Identify each line containing the word "AutoCAD" and copy it.

(Extracted records)
-- BEGIN --
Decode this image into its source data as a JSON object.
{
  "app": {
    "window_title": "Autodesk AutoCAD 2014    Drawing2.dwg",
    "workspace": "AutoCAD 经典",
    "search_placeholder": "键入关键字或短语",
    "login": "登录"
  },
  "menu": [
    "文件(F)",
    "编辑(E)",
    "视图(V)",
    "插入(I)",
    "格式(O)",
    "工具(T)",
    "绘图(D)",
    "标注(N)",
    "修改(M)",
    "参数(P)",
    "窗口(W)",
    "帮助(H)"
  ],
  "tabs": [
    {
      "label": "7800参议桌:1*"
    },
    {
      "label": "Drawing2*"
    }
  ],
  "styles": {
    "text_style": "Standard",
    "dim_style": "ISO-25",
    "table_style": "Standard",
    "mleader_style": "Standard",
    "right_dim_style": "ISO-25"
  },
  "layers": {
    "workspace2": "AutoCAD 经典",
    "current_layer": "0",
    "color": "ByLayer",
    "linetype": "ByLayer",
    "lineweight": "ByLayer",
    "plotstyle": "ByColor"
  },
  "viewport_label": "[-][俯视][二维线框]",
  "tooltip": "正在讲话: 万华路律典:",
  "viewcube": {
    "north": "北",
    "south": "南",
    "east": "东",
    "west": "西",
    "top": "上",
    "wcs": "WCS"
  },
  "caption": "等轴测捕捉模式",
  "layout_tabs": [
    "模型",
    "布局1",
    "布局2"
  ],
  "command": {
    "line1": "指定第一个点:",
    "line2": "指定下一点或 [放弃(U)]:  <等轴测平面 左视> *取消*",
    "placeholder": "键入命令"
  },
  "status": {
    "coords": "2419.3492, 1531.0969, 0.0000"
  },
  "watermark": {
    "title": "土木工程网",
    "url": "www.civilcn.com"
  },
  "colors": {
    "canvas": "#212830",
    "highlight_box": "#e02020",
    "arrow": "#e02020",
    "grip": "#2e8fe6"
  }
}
-- END --
-- BEGIN --
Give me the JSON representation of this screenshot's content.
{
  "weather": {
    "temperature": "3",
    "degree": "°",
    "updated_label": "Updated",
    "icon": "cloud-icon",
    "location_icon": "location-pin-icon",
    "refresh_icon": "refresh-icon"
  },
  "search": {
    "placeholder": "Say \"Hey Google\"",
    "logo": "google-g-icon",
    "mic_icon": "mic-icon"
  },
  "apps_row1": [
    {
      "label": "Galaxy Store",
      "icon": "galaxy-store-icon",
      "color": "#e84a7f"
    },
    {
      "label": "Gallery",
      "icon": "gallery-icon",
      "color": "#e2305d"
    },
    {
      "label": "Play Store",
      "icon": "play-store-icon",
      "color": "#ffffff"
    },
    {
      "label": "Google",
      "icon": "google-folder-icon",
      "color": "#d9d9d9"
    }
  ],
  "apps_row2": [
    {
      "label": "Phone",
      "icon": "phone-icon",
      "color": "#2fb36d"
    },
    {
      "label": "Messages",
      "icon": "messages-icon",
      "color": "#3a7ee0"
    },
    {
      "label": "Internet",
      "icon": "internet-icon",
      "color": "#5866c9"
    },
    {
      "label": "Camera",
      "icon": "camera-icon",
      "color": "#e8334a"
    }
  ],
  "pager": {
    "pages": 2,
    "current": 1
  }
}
-- END --
-- BEGIN --
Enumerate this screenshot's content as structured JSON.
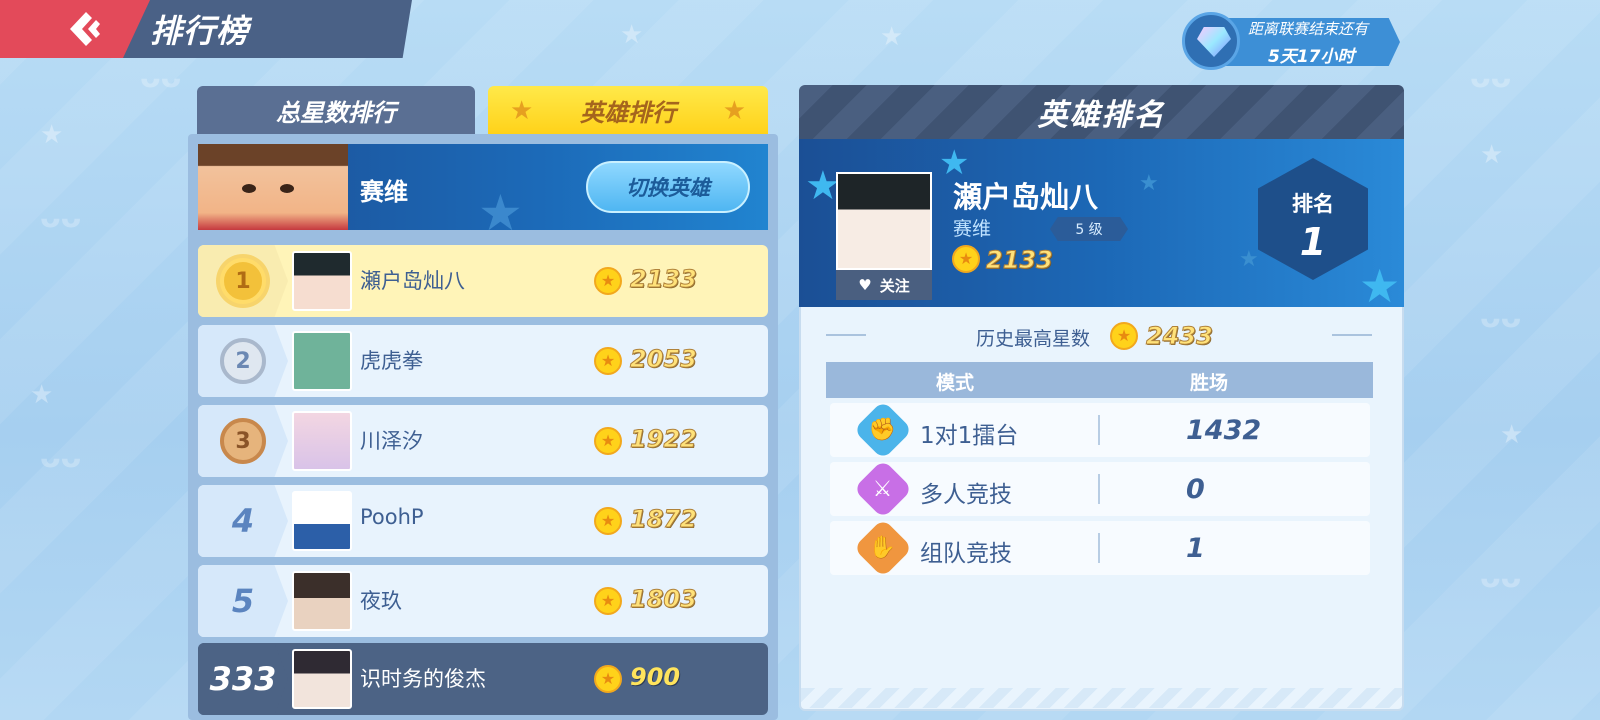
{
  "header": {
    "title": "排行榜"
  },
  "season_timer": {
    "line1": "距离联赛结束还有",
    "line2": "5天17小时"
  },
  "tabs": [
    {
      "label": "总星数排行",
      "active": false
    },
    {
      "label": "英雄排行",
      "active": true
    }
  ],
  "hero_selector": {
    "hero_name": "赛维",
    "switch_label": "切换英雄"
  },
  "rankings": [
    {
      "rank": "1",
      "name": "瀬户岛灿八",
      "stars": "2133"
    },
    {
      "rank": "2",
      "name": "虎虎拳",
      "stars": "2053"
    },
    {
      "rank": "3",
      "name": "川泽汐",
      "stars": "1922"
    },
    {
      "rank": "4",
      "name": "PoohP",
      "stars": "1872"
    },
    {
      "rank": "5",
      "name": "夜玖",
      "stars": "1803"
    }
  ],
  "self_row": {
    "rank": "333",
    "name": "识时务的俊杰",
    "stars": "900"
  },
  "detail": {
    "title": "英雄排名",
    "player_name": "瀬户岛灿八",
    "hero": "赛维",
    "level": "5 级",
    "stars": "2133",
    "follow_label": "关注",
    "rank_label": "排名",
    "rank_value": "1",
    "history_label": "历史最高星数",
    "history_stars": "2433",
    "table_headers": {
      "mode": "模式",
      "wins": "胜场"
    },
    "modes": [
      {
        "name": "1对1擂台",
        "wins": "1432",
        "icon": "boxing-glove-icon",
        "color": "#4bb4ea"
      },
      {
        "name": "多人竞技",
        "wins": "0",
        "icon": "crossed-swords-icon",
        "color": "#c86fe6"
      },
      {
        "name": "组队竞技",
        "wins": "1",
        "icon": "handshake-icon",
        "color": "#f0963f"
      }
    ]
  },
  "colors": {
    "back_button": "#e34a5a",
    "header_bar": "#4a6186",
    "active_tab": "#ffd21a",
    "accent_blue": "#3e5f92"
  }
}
-- END --
◆ **EXERCISE ANSWER**:
    "window_title": "Autodesk AutoCAD 2014    Drawing2.dwg",
    "workspace": "AutoCAD 经典",
    "workspace2": "AutoCAD 经典",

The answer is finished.